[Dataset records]

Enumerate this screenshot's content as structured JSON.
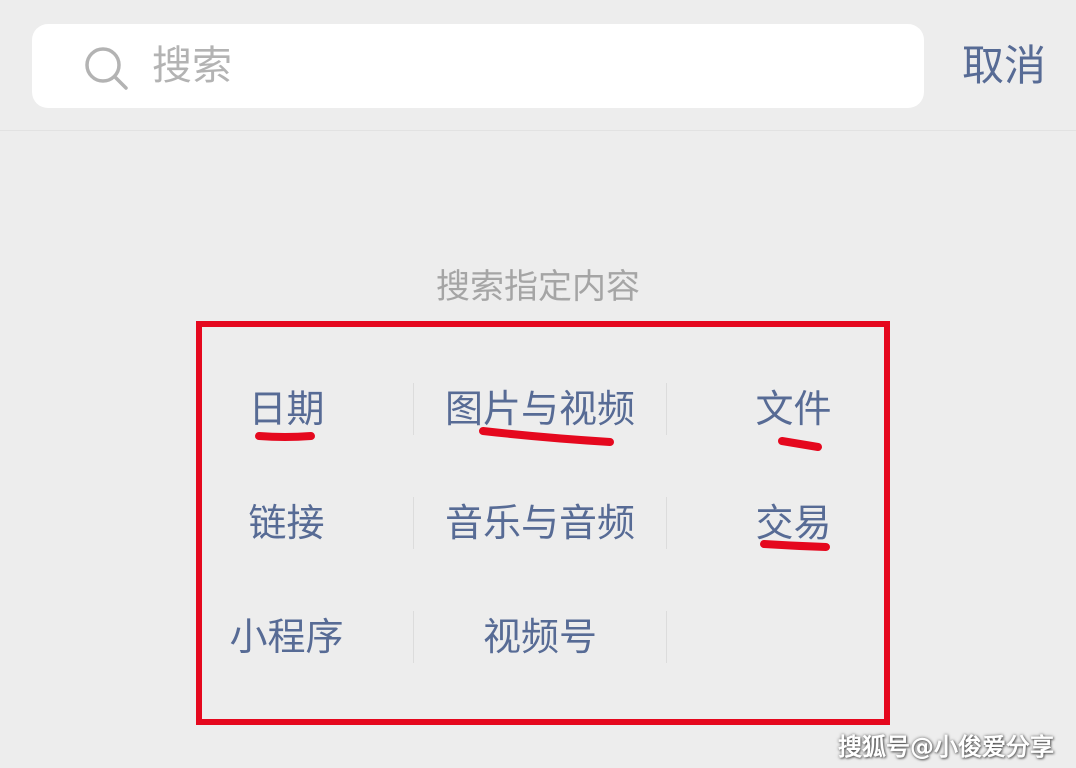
{
  "search": {
    "placeholder": "搜索",
    "cancel_label": "取消"
  },
  "section": {
    "title": "搜索指定内容"
  },
  "categories": {
    "rows": [
      [
        "日期",
        "图片与视频",
        "文件"
      ],
      [
        "链接",
        "音乐与音频",
        "交易"
      ],
      [
        "小程序",
        "视频号",
        ""
      ]
    ]
  },
  "colors": {
    "background": "#ededed",
    "search_box": "#ffffff",
    "link_blue": "#576b95",
    "placeholder_gray": "#b3b3b3",
    "title_gray": "#a5a5a5",
    "annotation_red": "#e5081e"
  },
  "icons": {
    "search": "search-icon"
  },
  "watermark": {
    "text": "搜狐号@小俊爱分享"
  }
}
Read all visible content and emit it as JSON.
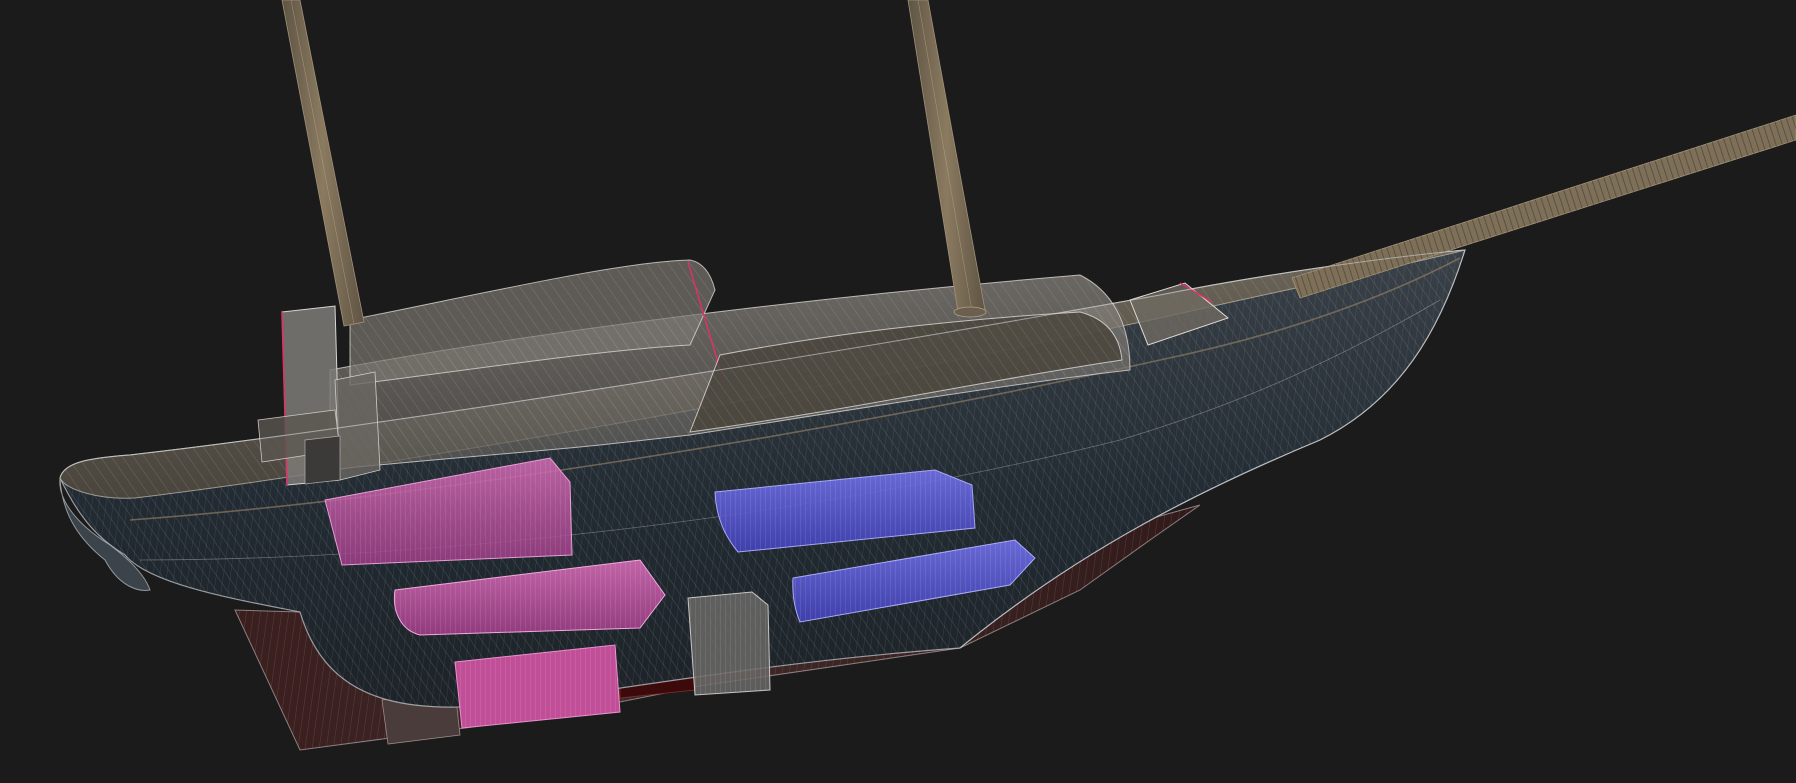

## GIVEN EXERCISE
Every line is to be duplicated exactly, though pictures stay out.

## SOLUTION FOR THIS TASK
Enumerate this screenshot's content as structured JSON.
{
  "search": {
    "placeholder": "搜索",
    "cancel_label": "取消"
  },
  "section": {
    "title": "搜索指定内容"
  },
  "categories": {
    "rows": [
      [
        "日期",
        "图片与视频",
        "文件"
      ],
      [
        "链接",
        "音乐与音频",
        "交易"
      ],
      [
        "小程序",
        "视频号",
        ""
      ]
    ]
  },
  "colors": {
    "background": "#ededed",
    "search_box": "#ffffff",
    "link_blue": "#576b95",
    "placeholder_gray": "#b3b3b3",
    "title_gray": "#a5a5a5",
    "annotation_red": "#e5081e"
  },
  "icons": {
    "search": "search-icon"
  },
  "watermark": {
    "text": "搜狐号@小俊爱分享"
  }
}
Read all visible content and emit it as JSON.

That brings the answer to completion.